— START Information shown —
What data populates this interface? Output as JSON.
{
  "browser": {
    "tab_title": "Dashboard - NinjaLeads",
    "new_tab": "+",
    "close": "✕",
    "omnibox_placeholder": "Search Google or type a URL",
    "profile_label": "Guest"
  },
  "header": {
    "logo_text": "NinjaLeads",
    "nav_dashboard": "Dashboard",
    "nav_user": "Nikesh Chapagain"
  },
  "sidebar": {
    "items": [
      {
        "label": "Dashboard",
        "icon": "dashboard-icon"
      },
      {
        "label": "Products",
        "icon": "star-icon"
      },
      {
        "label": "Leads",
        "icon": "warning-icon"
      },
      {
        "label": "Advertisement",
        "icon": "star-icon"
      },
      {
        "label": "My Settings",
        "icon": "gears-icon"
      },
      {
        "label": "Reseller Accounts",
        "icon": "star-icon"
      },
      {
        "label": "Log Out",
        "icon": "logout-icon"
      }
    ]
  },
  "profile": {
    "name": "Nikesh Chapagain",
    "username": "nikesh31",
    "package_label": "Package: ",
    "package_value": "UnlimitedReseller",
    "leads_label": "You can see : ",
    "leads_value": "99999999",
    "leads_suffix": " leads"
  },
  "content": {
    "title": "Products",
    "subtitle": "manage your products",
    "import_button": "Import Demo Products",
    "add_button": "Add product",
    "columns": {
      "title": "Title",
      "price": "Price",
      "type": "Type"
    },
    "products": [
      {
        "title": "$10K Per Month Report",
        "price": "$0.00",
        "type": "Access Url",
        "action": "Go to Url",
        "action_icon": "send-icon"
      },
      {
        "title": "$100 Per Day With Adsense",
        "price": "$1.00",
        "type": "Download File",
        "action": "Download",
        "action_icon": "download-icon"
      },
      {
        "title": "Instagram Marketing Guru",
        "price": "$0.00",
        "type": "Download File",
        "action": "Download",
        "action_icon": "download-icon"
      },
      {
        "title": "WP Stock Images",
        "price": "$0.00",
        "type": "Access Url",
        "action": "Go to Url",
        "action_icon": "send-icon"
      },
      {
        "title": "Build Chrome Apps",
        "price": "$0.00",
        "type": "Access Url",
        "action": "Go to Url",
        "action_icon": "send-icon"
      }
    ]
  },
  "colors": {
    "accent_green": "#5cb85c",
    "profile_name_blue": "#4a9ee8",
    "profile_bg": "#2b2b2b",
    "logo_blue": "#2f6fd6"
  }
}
— END Information shown —
* Work to do:
Transcribe the entire listing above precisely.

* Problem solution:
What data populates this interface? Output as JSON.
{
  "browser": {
    "tab_title": "Dashboard - NinjaLeads",
    "new_tab": "+",
    "close": "✕",
    "omnibox_placeholder": "Search Google or type a URL",
    "profile_label": "Guest"
  },
  "header": {
    "logo_text": "NinjaLeads",
    "nav_dashboard": "Dashboard",
    "nav_user": "Nikesh Chapagain"
  },
  "sidebar": {
    "items": [
      {
        "label": "Dashboard",
        "icon": "dashboard-icon"
      },
      {
        "label": "Products",
        "icon": "star-icon"
      },
      {
        "label": "Leads",
        "icon": "warning-icon"
      },
      {
        "label": "Advertisement",
        "icon": "star-icon"
      },
      {
        "label": "My Settings",
        "icon": "gears-icon"
      },
      {
        "label": "Reseller Accounts",
        "icon": "star-icon"
      },
      {
        "label": "Log Out",
        "icon": "logout-icon"
      }
    ]
  },
  "profile": {
    "name": "Nikesh Chapagain",
    "username": "nikesh31",
    "package_label": "Package: ",
    "package_value": "UnlimitedReseller",
    "leads_label": "You can see : ",
    "leads_value": "99999999",
    "leads_suffix": " leads"
  },
  "content": {
    "title": "Products",
    "subtitle": "manage your products",
    "import_button": "Import Demo Products",
    "add_button": "Add product",
    "columns": {
      "title": "Title",
      "price": "Price",
      "type": "Type"
    },
    "products": [
      {
        "title": "$10K Per Month Report",
        "price": "$0.00",
        "type": "Access Url",
        "action": "Go to Url",
        "action_icon": "send-icon"
      },
      {
        "title": "$100 Per Day With Adsense",
        "price": "$1.00",
        "type": "Download File",
        "action": "Download",
        "action_icon": "download-icon"
      },
      {
        "title": "Instagram Marketing Guru",
        "price": "$0.00",
        "type": "Download File",
        "action": "Download",
        "action_icon": "download-icon"
      },
      {
        "title": "WP Stock Images",
        "price": "$0.00",
        "type": "Access Url",
        "action": "Go to Url",
        "action_icon": "send-icon"
      },
      {
        "title": "Build Chrome Apps",
        "price": "$0.00",
        "type": "Access Url",
        "action": "Go to Url",
        "action_icon": "send-icon"
      }
    ]
  },
  "colors": {
    "accent_green": "#5cb85c",
    "profile_name_blue": "#4a9ee8",
    "profile_bg": "#2b2b2b",
    "logo_blue": "#2f6fd6"
  }
}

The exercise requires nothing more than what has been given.